Exercise instructions:
Find all lines in the records that include the word "Nasdaq", and copy them out.

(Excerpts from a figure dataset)
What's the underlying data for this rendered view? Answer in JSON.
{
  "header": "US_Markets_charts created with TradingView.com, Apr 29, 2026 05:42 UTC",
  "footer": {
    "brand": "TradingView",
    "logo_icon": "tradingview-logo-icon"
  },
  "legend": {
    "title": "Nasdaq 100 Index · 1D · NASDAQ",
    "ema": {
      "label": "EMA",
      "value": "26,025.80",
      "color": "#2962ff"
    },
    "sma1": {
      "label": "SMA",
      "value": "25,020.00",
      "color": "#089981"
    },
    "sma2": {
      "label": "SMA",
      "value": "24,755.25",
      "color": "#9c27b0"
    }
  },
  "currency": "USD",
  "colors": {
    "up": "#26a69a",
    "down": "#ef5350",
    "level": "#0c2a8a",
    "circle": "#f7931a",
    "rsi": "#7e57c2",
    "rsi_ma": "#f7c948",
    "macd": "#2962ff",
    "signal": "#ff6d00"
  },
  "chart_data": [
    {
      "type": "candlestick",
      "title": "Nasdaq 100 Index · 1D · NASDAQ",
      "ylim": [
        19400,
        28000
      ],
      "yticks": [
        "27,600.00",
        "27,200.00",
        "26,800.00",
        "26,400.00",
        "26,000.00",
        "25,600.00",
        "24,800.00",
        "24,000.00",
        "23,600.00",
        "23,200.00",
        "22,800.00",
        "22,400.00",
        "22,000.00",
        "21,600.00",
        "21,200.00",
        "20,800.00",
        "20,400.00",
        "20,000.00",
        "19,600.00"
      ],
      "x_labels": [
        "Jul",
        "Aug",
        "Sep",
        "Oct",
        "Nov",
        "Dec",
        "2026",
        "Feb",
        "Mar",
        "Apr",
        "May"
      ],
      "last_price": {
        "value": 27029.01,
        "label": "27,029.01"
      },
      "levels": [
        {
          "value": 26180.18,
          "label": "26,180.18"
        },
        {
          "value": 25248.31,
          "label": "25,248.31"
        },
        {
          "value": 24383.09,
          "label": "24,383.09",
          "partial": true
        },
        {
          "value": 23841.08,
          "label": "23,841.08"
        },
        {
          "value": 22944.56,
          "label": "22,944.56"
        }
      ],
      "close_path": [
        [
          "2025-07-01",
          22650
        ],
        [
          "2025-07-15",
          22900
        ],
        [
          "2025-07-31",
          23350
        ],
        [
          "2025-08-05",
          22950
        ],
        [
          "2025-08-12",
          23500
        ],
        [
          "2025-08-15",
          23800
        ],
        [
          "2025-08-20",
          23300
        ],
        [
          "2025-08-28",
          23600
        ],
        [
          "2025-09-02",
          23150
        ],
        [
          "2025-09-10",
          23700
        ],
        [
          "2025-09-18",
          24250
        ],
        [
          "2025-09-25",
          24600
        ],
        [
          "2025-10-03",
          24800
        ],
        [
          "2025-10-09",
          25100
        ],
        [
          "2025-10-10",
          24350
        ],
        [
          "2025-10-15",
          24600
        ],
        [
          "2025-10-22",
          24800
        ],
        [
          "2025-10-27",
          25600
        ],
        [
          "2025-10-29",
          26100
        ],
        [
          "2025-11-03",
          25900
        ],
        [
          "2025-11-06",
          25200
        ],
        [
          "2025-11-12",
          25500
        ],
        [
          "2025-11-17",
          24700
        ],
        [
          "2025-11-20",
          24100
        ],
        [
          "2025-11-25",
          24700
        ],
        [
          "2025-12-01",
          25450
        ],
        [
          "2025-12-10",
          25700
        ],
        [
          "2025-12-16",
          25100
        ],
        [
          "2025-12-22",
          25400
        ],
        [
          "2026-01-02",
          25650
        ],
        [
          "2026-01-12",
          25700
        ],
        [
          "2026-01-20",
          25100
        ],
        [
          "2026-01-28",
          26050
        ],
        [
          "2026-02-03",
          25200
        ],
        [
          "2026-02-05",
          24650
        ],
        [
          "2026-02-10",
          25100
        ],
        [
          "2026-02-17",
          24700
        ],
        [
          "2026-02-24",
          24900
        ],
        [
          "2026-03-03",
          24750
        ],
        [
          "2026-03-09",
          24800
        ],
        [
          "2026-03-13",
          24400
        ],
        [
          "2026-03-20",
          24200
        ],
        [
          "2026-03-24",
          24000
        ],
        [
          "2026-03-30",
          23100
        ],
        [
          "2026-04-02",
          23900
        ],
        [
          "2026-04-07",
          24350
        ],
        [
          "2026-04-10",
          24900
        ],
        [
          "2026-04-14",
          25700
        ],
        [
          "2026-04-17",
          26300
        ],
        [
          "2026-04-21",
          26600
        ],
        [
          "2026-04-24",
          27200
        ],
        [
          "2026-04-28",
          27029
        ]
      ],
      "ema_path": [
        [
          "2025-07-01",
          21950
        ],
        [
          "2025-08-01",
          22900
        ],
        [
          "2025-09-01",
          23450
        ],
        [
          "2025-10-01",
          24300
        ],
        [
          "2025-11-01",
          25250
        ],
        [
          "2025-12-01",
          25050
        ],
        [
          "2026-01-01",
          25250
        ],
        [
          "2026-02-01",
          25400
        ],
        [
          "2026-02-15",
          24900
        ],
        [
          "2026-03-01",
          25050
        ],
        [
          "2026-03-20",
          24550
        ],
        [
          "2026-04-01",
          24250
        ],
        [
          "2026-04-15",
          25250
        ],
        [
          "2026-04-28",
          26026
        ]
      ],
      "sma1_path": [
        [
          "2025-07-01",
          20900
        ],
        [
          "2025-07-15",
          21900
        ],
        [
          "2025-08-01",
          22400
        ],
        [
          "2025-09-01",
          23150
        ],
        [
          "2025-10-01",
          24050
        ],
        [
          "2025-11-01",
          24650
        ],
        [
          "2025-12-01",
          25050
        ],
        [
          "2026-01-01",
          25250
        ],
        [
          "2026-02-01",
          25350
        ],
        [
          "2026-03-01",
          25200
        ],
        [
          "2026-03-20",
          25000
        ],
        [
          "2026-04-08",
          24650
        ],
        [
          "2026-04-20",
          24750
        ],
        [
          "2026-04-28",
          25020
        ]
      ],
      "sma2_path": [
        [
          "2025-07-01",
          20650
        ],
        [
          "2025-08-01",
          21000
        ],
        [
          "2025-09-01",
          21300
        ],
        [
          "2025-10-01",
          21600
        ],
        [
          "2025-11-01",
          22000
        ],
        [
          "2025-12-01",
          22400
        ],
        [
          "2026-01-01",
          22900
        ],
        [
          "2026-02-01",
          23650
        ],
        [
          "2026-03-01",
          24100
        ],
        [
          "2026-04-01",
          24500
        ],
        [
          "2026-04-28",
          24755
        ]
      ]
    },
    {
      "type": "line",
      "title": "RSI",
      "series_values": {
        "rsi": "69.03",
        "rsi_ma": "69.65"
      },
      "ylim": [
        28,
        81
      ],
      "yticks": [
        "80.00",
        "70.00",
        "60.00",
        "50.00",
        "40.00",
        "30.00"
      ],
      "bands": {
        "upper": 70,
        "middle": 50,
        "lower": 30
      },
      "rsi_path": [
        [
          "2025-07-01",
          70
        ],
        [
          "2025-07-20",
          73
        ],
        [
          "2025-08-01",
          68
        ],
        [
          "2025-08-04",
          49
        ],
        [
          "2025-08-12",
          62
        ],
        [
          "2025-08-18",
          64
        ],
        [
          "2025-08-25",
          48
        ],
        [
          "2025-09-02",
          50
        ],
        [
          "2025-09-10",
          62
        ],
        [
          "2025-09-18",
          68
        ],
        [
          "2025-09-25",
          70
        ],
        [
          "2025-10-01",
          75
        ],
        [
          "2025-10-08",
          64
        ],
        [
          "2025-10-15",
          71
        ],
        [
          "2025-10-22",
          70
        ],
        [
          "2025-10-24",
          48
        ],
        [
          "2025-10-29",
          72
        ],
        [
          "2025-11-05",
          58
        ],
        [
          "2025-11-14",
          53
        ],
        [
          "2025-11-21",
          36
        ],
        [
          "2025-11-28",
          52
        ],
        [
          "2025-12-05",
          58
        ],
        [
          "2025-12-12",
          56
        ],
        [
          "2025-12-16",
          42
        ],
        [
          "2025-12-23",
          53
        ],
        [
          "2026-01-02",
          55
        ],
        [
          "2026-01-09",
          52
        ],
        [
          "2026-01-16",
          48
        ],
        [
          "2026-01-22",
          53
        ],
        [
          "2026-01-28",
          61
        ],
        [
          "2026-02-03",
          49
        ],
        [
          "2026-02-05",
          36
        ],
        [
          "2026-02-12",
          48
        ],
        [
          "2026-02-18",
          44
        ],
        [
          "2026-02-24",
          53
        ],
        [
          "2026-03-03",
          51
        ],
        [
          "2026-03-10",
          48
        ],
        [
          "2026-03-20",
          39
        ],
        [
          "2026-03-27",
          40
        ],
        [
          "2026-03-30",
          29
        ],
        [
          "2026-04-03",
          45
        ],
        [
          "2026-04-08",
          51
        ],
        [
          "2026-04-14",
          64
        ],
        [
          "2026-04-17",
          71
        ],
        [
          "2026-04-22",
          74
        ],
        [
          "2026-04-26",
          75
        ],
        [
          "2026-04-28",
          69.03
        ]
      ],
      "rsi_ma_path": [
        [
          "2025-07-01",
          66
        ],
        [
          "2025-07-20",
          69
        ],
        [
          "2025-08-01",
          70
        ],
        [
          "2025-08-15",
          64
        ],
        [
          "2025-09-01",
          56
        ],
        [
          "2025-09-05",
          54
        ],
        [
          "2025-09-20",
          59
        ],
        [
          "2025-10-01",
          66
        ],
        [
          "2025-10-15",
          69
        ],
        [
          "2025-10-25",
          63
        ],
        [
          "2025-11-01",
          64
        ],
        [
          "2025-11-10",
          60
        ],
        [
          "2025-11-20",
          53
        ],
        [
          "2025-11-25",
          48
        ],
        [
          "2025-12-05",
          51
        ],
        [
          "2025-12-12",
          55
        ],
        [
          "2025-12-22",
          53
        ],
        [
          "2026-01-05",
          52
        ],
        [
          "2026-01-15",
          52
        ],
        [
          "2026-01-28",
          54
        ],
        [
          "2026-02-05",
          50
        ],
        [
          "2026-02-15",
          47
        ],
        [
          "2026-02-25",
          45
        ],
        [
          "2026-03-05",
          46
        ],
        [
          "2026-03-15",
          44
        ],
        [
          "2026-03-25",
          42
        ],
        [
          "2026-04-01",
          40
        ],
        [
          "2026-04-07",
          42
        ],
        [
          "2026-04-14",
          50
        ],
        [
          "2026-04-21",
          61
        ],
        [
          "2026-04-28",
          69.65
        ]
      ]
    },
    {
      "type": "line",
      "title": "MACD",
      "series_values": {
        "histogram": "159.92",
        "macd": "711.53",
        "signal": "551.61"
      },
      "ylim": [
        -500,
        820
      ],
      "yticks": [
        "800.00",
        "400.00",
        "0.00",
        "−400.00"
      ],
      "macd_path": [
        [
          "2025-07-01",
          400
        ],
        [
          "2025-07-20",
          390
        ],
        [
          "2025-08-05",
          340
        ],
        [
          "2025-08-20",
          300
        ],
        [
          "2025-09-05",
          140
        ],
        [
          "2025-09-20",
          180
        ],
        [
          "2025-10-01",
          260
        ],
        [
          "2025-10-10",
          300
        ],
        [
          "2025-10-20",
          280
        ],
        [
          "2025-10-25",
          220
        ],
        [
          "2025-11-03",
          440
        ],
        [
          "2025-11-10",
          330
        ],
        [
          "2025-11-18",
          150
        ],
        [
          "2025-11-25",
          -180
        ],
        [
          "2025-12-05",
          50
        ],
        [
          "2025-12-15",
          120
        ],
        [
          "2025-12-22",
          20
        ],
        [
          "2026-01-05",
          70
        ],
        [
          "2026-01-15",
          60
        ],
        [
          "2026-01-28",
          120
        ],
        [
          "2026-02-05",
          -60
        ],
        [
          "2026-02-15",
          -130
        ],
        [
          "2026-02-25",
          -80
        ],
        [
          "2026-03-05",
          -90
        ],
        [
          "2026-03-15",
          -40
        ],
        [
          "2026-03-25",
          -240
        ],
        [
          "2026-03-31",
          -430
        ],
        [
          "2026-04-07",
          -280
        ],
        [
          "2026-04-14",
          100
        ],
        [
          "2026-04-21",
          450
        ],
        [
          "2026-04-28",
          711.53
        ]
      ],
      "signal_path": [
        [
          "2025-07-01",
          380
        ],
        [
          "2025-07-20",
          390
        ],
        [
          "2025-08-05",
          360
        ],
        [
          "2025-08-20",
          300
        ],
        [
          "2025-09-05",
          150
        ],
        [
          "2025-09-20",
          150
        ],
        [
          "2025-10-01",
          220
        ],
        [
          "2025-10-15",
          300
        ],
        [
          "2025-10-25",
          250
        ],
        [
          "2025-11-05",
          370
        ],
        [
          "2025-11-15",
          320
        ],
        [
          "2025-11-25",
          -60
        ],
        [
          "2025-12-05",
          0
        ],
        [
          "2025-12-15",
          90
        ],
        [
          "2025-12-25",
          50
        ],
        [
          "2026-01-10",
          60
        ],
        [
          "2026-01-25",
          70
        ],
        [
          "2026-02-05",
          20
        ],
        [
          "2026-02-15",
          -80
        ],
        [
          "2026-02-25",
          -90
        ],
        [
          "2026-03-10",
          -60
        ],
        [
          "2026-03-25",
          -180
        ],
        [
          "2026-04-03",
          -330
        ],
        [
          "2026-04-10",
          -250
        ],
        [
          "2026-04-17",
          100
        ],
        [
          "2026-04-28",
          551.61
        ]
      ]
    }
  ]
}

Complete output:
    "title": "Nasdaq 100 Index · 1D · NASDAQ",
      "title": "Nasdaq 100 Index · 1D · NASDAQ",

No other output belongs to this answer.